▶ **Required task**
In the material below, the lines containing the word "weeks" are required; copy each of them.

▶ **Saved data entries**
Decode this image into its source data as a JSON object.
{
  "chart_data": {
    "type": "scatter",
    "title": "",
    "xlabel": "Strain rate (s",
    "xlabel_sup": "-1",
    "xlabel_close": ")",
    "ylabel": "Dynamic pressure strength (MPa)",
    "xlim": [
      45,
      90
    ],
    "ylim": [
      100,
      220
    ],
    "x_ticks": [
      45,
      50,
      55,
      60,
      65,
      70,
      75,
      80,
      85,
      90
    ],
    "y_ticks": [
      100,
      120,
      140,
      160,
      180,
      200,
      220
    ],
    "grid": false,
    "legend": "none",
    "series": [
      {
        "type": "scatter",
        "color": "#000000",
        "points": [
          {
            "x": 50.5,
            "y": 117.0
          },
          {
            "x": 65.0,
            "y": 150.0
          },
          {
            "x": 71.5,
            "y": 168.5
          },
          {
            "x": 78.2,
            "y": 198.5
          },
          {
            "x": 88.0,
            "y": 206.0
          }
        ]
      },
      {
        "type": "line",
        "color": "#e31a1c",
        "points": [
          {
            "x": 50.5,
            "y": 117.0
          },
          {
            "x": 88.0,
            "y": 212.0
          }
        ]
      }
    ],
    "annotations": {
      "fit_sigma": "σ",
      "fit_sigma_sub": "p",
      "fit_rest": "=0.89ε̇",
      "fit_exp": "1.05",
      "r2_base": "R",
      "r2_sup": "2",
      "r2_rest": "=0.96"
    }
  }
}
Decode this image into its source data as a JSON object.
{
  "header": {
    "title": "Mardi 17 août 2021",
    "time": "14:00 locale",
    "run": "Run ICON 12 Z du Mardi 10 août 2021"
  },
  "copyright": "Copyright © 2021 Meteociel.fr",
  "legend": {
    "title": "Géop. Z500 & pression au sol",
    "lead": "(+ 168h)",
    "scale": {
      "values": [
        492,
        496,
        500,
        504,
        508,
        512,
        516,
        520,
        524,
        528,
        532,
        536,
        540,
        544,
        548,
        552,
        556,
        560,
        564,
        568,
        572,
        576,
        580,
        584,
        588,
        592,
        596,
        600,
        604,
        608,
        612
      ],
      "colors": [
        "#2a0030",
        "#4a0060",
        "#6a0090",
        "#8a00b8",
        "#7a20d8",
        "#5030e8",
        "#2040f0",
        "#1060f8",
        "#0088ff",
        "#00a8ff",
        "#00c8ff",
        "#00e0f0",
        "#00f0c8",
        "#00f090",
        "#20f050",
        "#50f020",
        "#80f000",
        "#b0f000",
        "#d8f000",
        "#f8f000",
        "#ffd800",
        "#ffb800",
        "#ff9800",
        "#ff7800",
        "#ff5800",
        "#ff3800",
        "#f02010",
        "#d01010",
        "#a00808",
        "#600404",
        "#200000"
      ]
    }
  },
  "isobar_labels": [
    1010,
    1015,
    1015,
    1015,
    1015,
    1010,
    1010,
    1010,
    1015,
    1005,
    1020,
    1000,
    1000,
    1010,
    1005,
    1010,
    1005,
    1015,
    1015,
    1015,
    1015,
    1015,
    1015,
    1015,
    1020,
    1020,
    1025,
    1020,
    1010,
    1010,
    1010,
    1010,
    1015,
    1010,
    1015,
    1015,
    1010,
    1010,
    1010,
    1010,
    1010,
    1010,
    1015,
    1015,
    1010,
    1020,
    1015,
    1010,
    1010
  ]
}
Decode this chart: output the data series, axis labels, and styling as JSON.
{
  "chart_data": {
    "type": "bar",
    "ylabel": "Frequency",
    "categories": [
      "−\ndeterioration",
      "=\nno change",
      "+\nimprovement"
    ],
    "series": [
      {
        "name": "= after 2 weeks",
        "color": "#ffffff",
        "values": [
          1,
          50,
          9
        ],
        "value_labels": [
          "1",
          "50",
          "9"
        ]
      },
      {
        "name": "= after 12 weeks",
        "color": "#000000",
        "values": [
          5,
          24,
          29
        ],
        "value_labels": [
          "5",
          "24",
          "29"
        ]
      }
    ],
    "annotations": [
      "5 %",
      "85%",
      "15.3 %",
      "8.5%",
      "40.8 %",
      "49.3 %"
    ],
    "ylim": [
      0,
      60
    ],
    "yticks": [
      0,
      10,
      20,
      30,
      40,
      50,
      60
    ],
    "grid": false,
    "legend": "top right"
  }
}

▶ **Task answer**
        "name": "= after 2 weeks",
        "name": "= after 12 weeks",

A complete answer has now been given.